- [GOAL]
The records that follow should be retyped word for word.

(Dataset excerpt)
□ □ □ □ □ □ □

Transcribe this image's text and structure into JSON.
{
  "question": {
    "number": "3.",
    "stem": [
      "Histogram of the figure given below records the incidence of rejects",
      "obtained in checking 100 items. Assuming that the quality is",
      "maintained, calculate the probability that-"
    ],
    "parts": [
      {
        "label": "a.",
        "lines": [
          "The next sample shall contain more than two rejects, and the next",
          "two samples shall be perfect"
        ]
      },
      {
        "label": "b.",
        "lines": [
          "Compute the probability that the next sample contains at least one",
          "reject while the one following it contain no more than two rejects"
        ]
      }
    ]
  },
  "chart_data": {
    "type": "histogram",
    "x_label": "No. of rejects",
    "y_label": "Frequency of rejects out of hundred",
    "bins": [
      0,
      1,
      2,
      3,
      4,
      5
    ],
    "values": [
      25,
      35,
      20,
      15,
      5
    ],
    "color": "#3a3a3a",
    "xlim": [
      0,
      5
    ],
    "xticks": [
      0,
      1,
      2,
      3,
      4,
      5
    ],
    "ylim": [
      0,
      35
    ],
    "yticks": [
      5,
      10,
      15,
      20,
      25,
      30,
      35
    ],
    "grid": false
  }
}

□ □ □ □ □ □ □

- [ANSWER TO THE EXERCISE]
Transcribe this image's text and structure into JSON.
{
  "question": {
    "number": "3.",
    "stem": [
      "Histogram of the figure given below records the incidence of rejects",
      "obtained in checking 100 items. Assuming that the quality is",
      "maintained, calculate the probability that-"
    ],
    "parts": [
      {
        "label": "a.",
        "lines": [
          "The next sample shall contain more than two rejects, and the next",
          "two samples shall be perfect"
        ]
      },
      {
        "label": "b.",
        "lines": [
          "Compute the probability that the next sample contains at least one",
          "reject while the one following it contain no more than two rejects"
        ]
      }
    ]
  },
  "chart_data": {
    "type": "histogram",
    "x_label": "No. of rejects",
    "y_label": "Frequency of rejects out of hundred",
    "bins": [
      0,
      1,
      2,
      3,
      4,
      5
    ],
    "values": [
      25,
      35,
      20,
      15,
      5
    ],
    "color": "#3a3a3a",
    "xlim": [
      0,
      5
    ],
    "xticks": [
      0,
      1,
      2,
      3,
      4,
      5
    ],
    "ylim": [
      0,
      35
    ],
    "yticks": [
      5,
      10,
      15,
      20,
      25,
      30,
      35
    ],
    "grid": false
  }
}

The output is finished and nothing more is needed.